● **Written instruction**
Lines containing the string "least" are to be counted; report only how many there are.

● **Dataset excerpts**
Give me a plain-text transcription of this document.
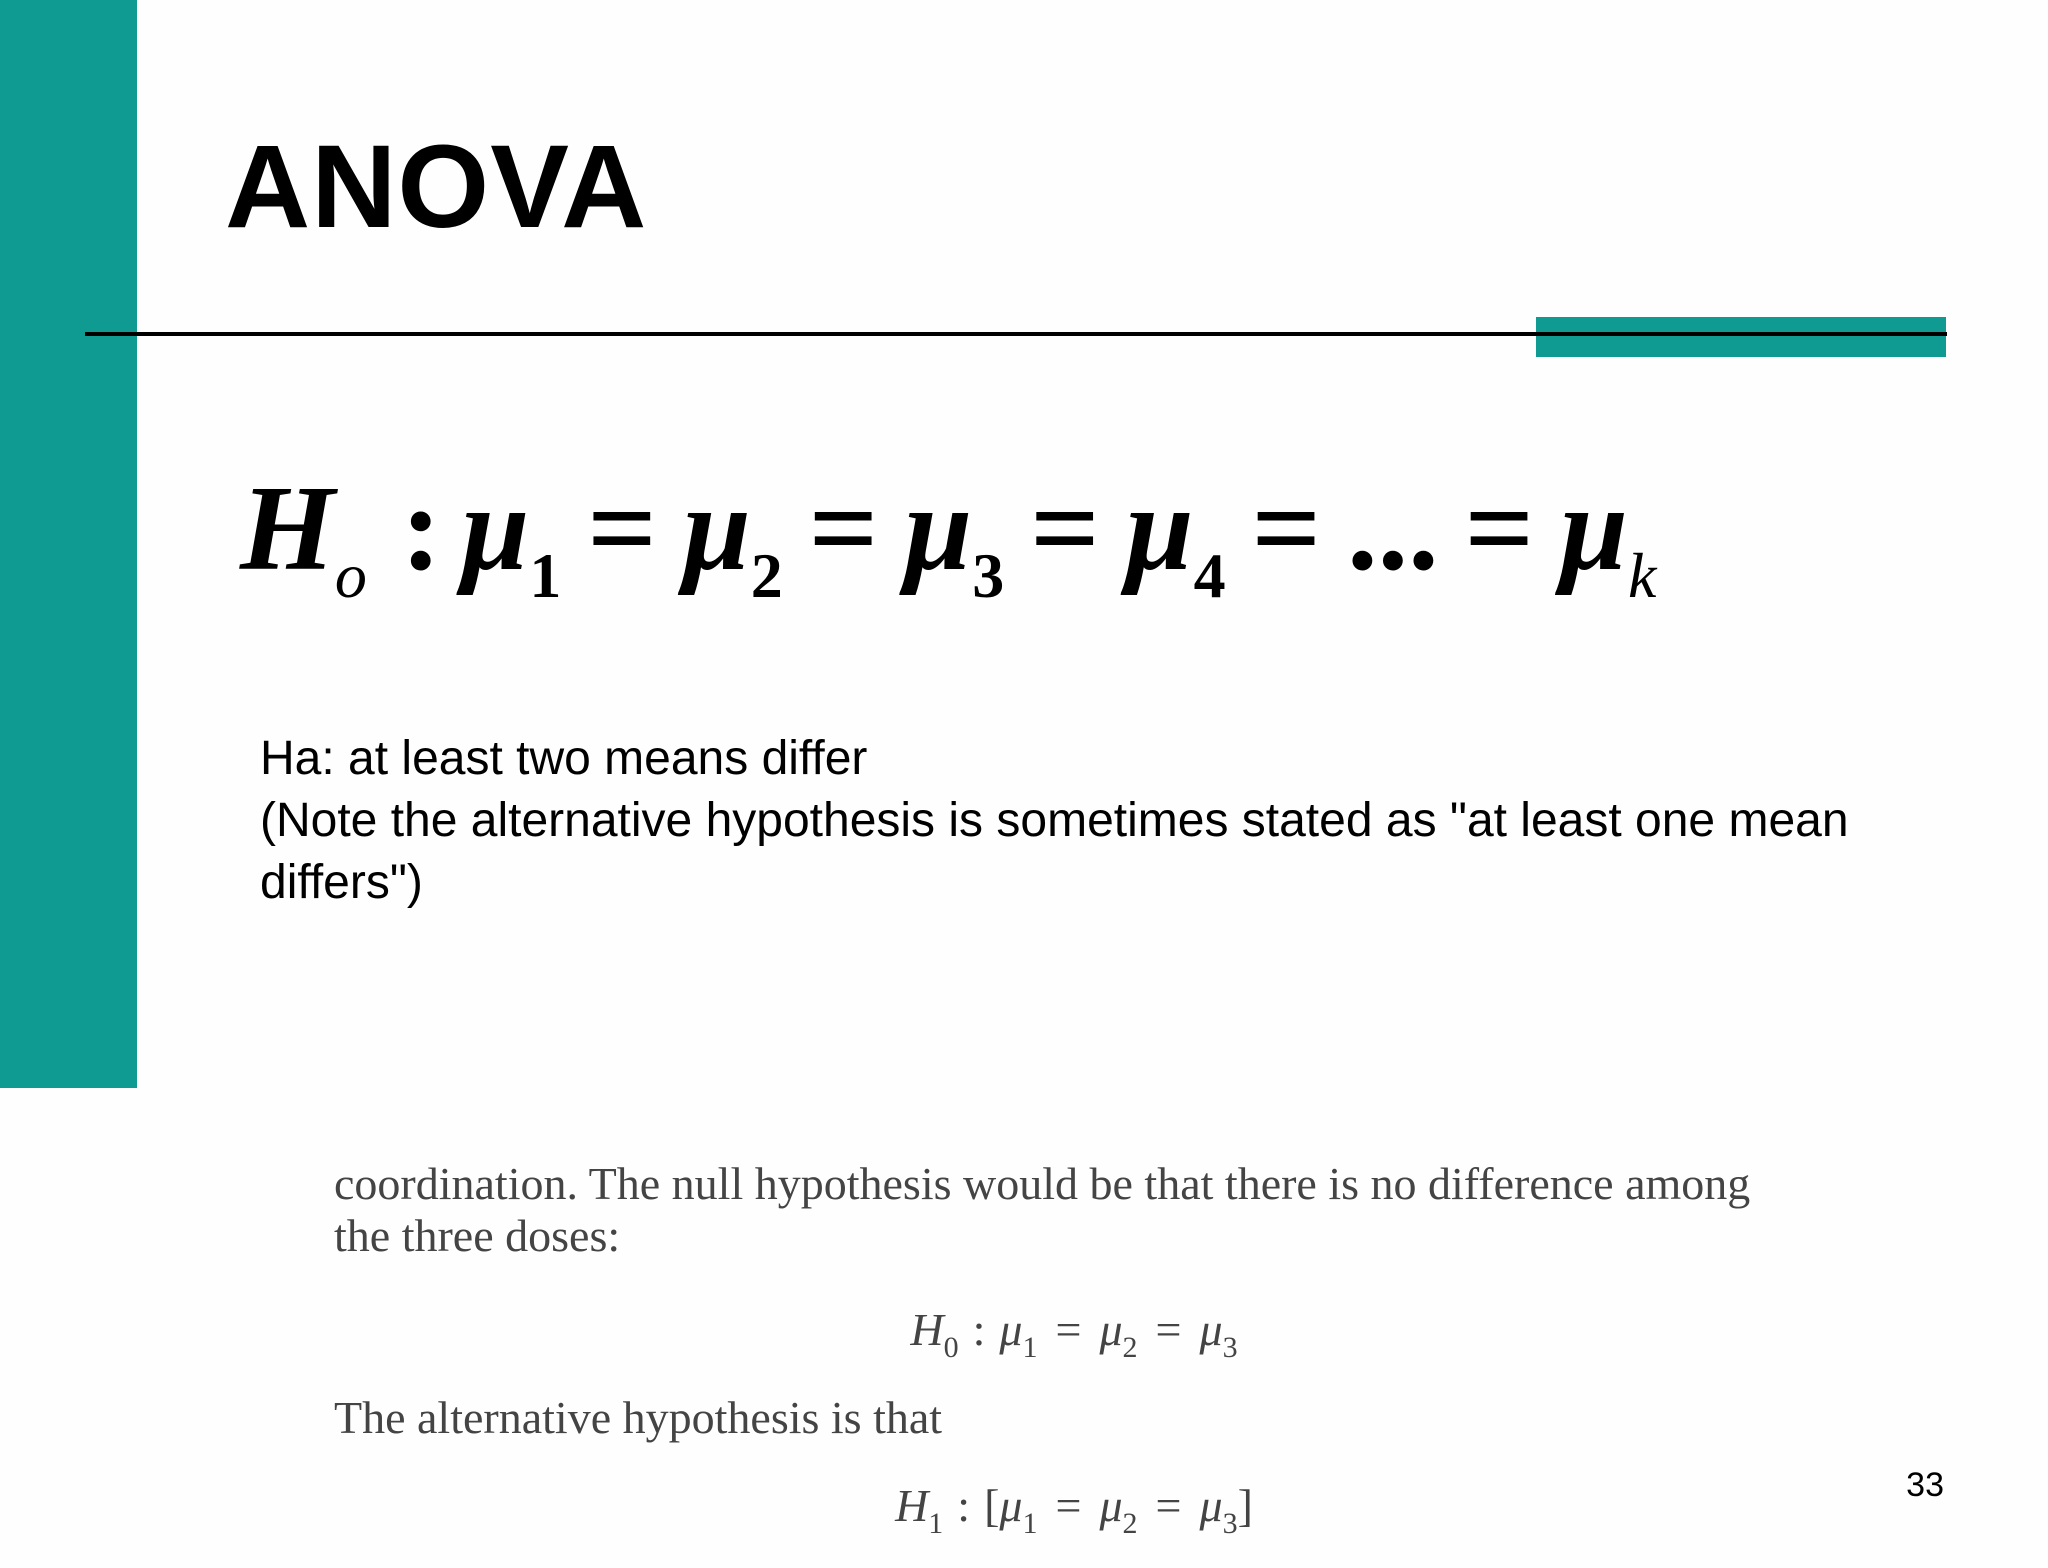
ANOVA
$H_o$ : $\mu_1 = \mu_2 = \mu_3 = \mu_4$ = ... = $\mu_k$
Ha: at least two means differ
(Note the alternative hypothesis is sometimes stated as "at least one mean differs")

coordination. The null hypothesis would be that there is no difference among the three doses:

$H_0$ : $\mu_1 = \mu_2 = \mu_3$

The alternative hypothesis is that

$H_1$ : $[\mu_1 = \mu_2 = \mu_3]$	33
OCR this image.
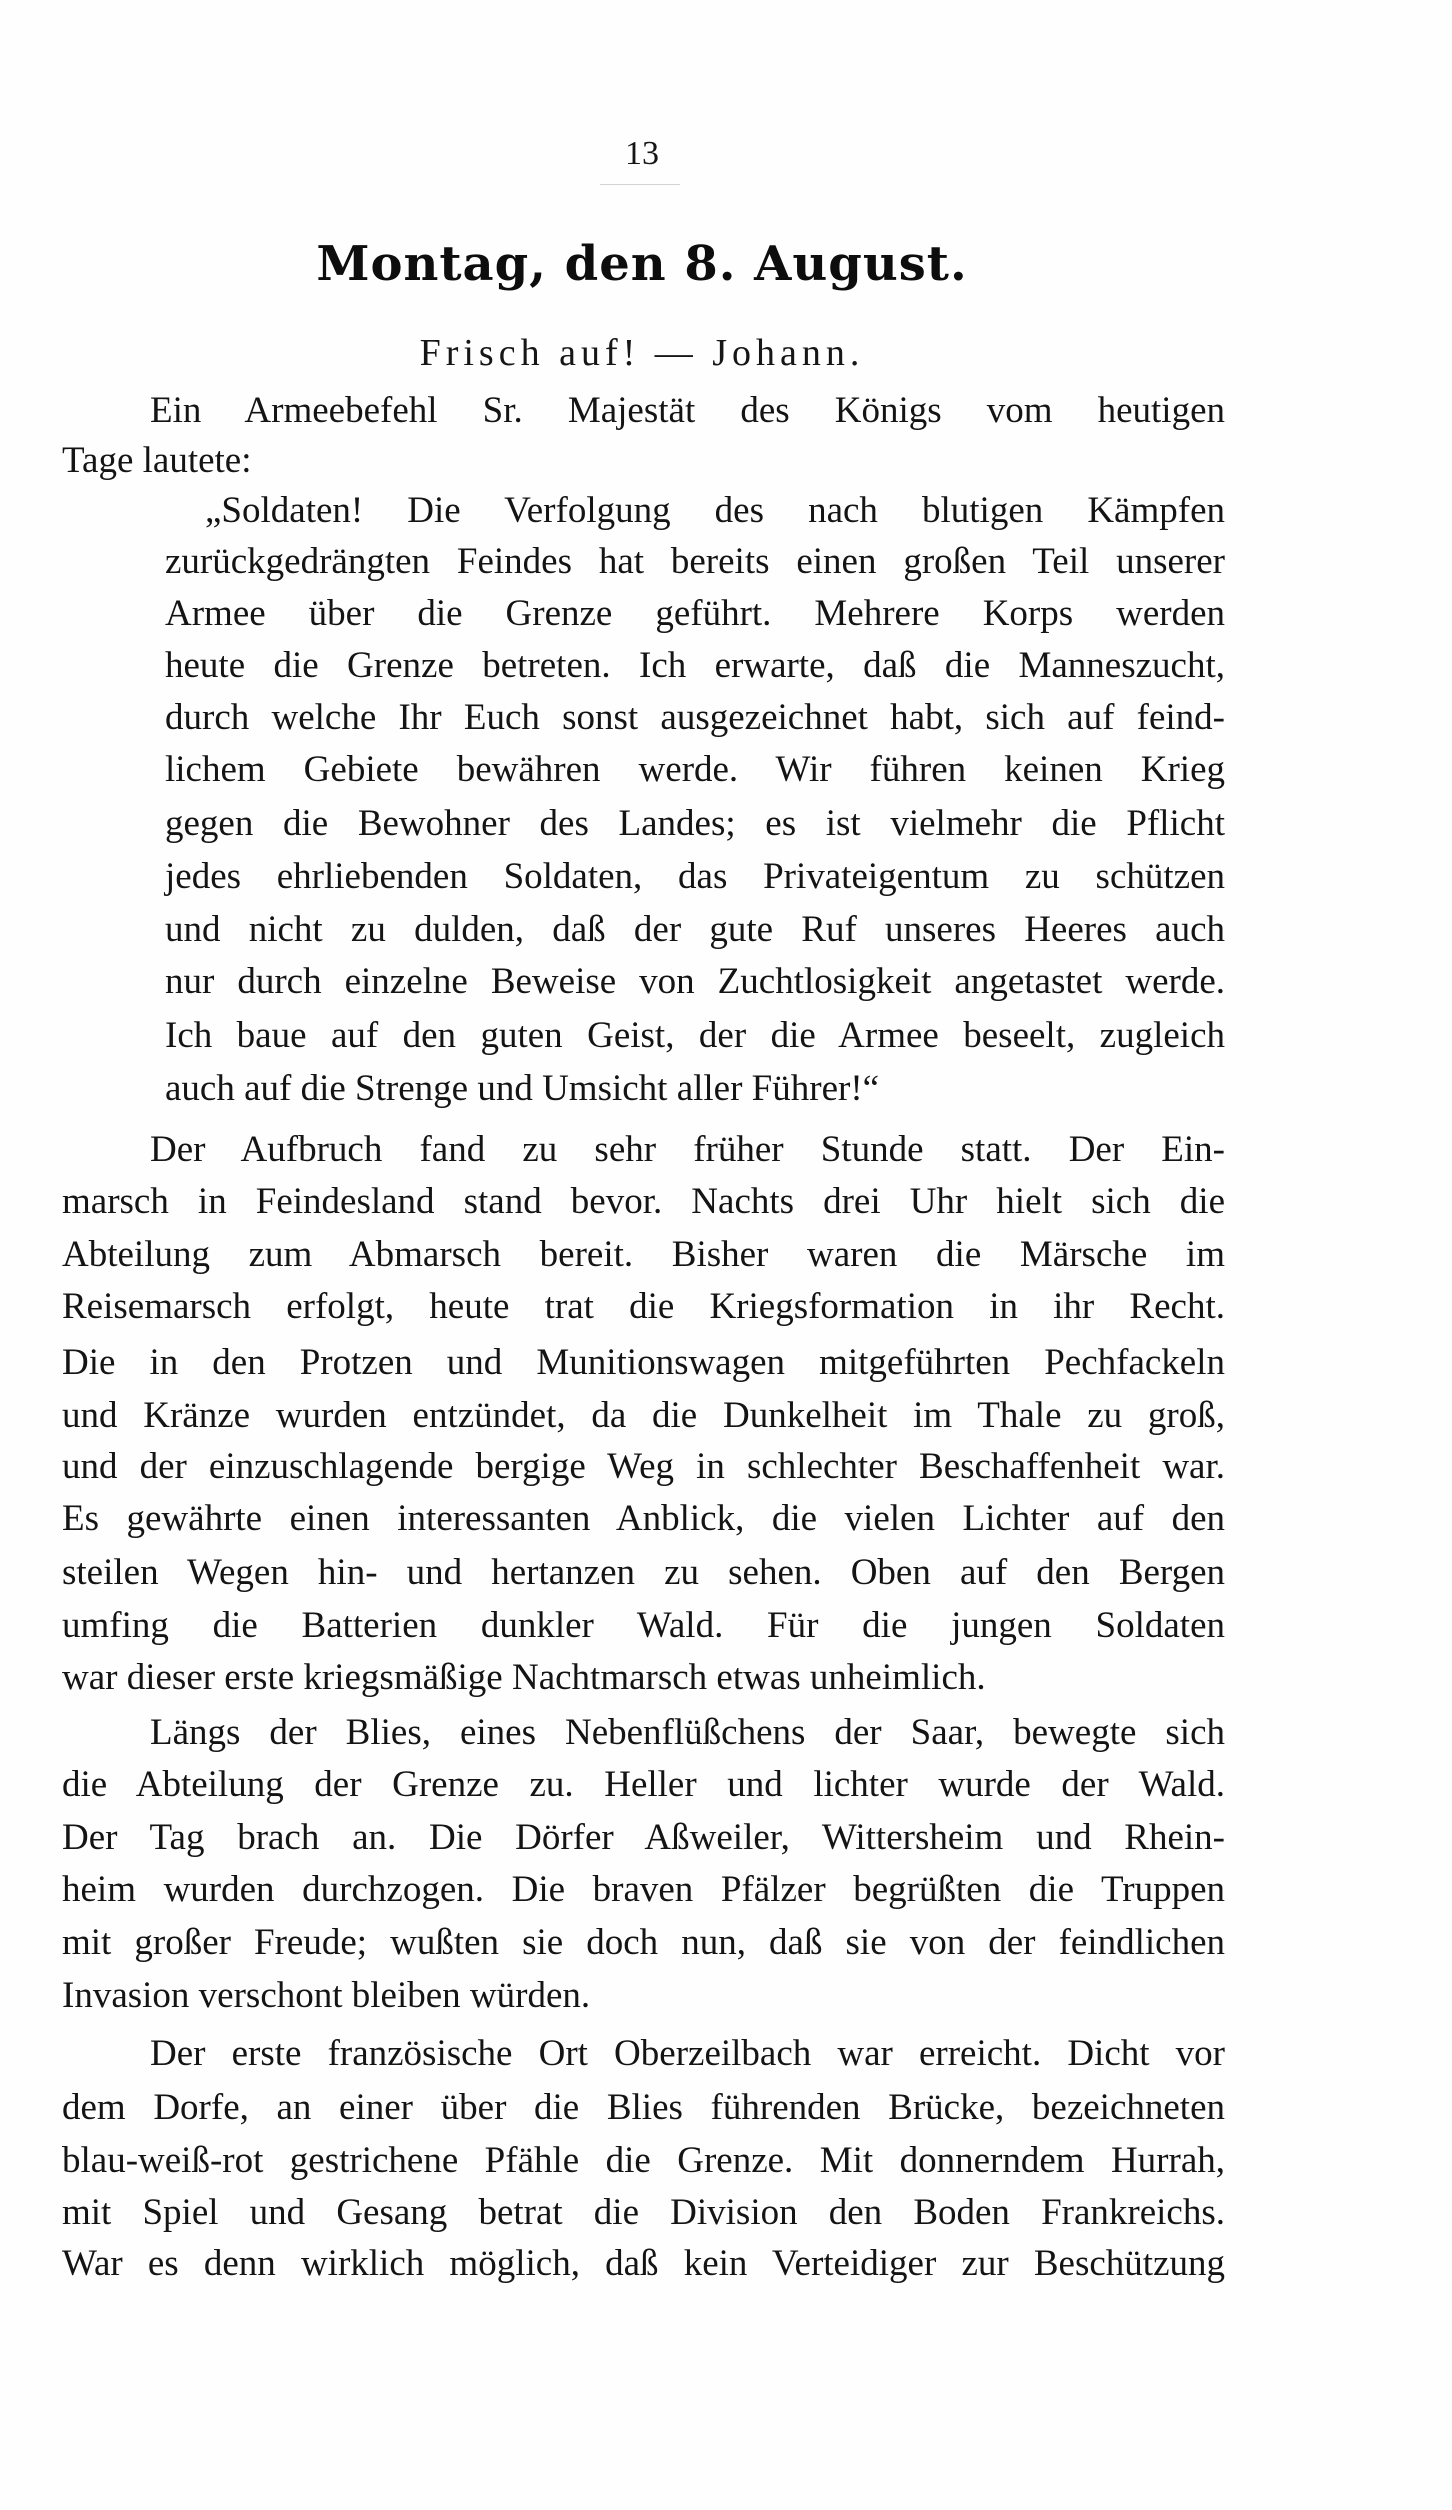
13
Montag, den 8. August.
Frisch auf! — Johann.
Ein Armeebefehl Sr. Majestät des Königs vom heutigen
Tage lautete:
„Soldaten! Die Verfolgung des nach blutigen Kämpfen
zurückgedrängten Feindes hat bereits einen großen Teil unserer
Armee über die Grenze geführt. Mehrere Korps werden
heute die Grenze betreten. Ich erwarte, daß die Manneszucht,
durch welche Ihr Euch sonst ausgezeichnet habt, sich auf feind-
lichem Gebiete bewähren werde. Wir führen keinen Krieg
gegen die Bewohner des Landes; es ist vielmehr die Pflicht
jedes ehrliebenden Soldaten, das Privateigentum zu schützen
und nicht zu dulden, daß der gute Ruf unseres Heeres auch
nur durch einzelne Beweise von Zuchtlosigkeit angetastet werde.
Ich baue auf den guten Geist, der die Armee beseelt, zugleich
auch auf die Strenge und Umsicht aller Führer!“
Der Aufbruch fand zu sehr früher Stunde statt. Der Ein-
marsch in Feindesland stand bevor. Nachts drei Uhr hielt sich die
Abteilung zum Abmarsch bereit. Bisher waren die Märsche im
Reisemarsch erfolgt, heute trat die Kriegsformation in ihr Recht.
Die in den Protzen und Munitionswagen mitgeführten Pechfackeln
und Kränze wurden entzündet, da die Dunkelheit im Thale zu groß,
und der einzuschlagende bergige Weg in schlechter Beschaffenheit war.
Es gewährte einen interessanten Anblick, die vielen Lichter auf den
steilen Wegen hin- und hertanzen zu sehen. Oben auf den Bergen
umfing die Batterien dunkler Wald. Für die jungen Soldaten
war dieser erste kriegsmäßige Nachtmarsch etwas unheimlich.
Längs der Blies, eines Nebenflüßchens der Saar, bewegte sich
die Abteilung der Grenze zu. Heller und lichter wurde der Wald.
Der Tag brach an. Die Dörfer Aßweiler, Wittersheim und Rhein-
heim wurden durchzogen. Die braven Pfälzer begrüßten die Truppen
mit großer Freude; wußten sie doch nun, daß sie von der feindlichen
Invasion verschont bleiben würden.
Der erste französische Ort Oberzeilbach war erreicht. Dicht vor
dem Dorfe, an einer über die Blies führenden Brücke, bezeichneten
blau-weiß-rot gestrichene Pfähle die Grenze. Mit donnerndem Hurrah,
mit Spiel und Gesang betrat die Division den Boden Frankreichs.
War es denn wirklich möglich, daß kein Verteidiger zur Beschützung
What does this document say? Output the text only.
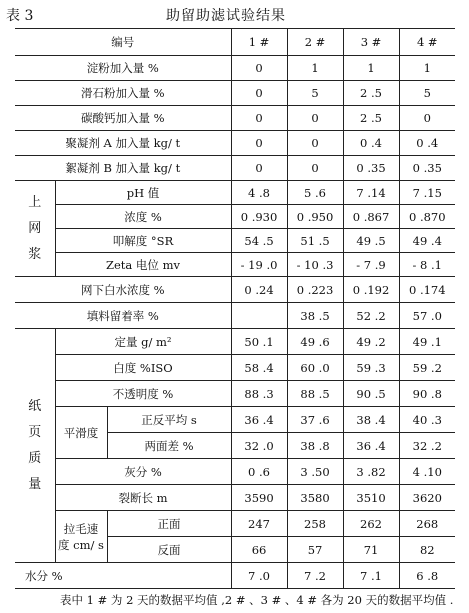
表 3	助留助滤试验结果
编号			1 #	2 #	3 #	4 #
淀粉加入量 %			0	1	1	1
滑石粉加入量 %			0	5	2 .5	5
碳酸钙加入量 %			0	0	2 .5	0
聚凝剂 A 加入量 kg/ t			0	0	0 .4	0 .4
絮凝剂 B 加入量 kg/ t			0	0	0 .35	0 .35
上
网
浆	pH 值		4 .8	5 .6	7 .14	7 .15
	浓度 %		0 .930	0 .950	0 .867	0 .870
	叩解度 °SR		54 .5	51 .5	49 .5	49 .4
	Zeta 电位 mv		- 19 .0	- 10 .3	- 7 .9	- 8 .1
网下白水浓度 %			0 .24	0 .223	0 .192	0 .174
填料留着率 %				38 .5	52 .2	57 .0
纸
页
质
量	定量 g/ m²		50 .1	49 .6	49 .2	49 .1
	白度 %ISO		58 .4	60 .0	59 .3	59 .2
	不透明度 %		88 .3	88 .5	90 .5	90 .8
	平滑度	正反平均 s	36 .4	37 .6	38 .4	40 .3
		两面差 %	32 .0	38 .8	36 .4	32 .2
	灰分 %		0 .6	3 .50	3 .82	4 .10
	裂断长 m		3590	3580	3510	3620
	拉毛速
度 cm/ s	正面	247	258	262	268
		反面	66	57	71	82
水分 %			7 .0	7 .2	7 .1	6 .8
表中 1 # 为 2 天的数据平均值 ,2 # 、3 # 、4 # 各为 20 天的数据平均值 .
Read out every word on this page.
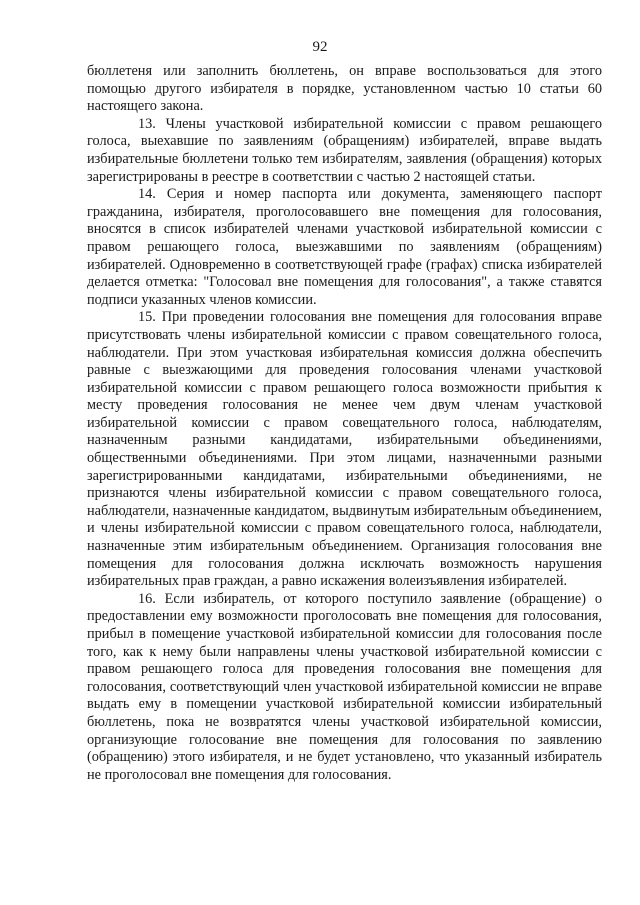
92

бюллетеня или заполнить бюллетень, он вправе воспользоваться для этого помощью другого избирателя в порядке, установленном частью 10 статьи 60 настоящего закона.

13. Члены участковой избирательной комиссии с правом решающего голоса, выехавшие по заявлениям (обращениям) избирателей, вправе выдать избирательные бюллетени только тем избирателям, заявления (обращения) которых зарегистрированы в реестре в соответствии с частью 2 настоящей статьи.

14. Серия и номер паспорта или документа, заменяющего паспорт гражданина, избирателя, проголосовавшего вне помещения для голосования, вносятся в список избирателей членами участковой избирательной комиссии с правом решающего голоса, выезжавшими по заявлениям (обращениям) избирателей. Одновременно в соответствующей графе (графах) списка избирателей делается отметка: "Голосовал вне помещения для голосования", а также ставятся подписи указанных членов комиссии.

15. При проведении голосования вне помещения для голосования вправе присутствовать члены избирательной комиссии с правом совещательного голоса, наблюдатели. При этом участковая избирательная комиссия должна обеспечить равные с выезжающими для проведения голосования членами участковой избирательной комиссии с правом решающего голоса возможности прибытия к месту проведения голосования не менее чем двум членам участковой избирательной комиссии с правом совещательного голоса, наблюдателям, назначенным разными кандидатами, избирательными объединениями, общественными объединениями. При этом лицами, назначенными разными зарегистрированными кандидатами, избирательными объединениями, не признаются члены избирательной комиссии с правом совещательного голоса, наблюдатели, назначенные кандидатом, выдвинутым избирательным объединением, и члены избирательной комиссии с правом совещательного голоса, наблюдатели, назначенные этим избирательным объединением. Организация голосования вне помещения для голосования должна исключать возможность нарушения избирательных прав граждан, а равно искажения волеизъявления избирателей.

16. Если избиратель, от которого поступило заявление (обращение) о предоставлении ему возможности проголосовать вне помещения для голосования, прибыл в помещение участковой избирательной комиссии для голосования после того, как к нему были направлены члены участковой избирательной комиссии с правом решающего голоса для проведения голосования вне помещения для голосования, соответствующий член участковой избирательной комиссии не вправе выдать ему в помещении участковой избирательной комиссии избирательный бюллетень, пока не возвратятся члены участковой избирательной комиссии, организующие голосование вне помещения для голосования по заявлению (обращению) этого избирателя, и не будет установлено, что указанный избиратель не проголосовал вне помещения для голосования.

● **Reply to the exercise**
2